**EXERCISE**: Can you output the material exactly as written, minus any pictures it holds?

(Dataset items)
•••
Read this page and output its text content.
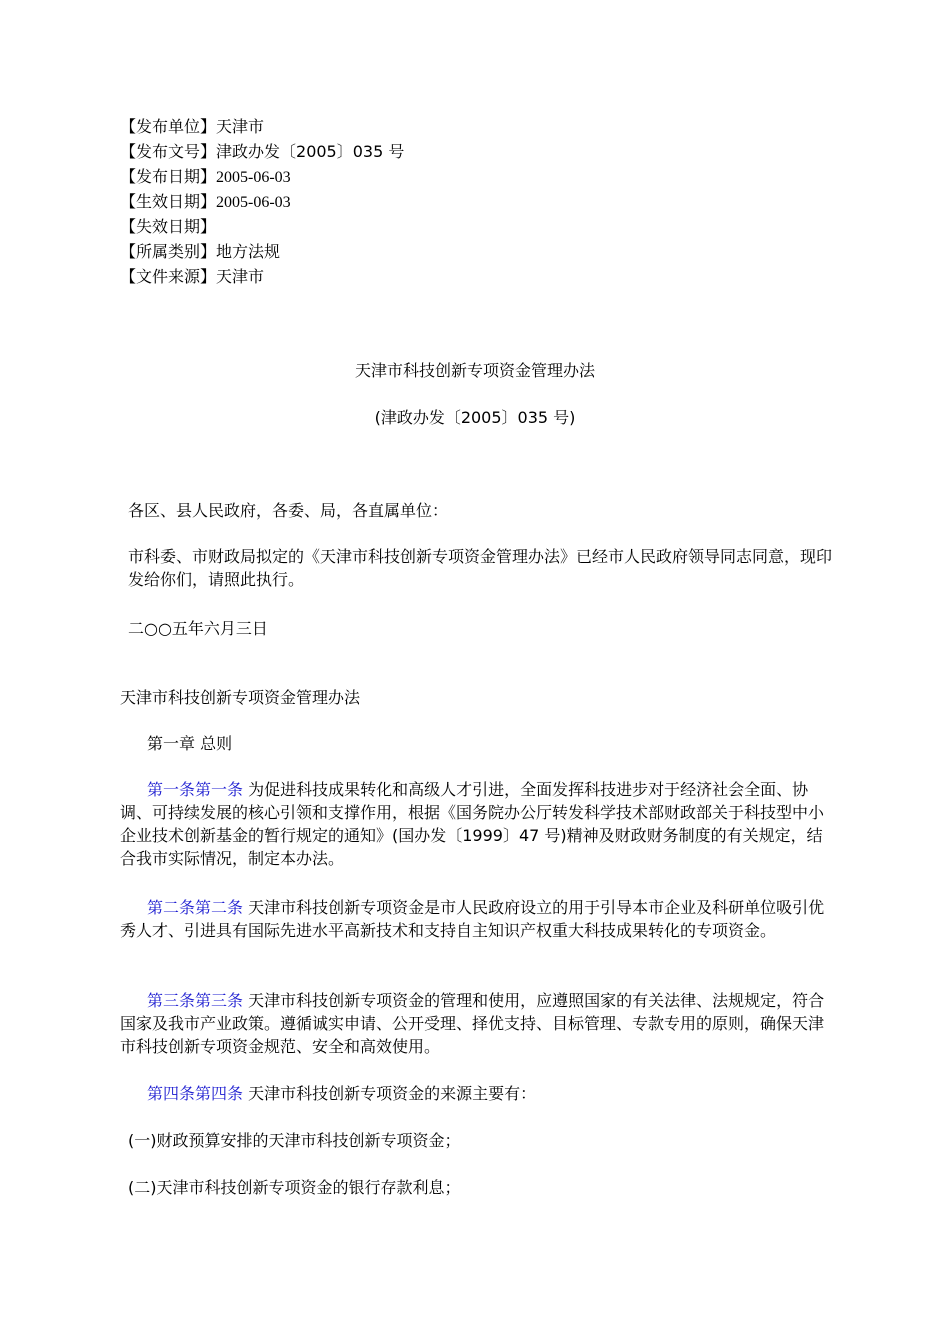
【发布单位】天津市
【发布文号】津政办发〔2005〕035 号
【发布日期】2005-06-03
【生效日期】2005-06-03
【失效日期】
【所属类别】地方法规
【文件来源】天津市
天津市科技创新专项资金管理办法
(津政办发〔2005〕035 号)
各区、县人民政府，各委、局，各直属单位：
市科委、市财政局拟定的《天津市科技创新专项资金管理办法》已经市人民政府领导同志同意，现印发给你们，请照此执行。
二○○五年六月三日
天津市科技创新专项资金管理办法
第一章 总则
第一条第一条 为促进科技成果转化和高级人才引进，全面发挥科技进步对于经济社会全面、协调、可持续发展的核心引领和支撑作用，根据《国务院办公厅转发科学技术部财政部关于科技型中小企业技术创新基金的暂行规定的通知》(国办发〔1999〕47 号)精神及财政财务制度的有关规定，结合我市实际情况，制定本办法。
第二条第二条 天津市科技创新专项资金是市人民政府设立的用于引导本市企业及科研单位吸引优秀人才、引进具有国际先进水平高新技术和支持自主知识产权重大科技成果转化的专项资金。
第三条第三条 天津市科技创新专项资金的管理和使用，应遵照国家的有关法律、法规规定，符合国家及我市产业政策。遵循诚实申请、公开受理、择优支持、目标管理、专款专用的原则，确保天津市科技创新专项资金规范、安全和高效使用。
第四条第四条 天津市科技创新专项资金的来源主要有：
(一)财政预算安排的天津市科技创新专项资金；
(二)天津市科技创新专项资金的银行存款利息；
•••
**THE REPLY**:
Read this page and output its text content.
【发布单位】天津市
【发布文号】津政办发〔2005〕035 号
【发布日期】2005-06-03
【生效日期】2005-06-03
【失效日期】
【所属类别】地方法规
【文件来源】天津市
天津市科技创新专项资金管理办法
(津政办发〔2005〕035 号)
各区、县人民政府，各委、局，各直属单位：
市科委、市财政局拟定的《天津市科技创新专项资金管理办法》已经市人民政府领导同志同意，现印发给你们，请照此执行。
二○○五年六月三日
天津市科技创新专项资金管理办法
第一章 总则
第一条第一条 为促进科技成果转化和高级人才引进，全面发挥科技进步对于经济社会全面、协调、可持续发展的核心引领和支撑作用，根据《国务院办公厅转发科学技术部财政部关于科技型中小企业技术创新基金的暂行规定的通知》(国办发〔1999〕47 号)精神及财政财务制度的有关规定，结合我市实际情况，制定本办法。
第二条第二条 天津市科技创新专项资金是市人民政府设立的用于引导本市企业及科研单位吸引优秀人才、引进具有国际先进水平高新技术和支持自主知识产权重大科技成果转化的专项资金。
第三条第三条 天津市科技创新专项资金的管理和使用，应遵照国家的有关法律、法规规定，符合国家及我市产业政策。遵循诚实申请、公开受理、择优支持、目标管理、专款专用的原则，确保天津市科技创新专项资金规范、安全和高效使用。
第四条第四条 天津市科技创新专项资金的来源主要有：
(一)财政预算安排的天津市科技创新专项资金；
(二)天津市科技创新专项资金的银行存款利息；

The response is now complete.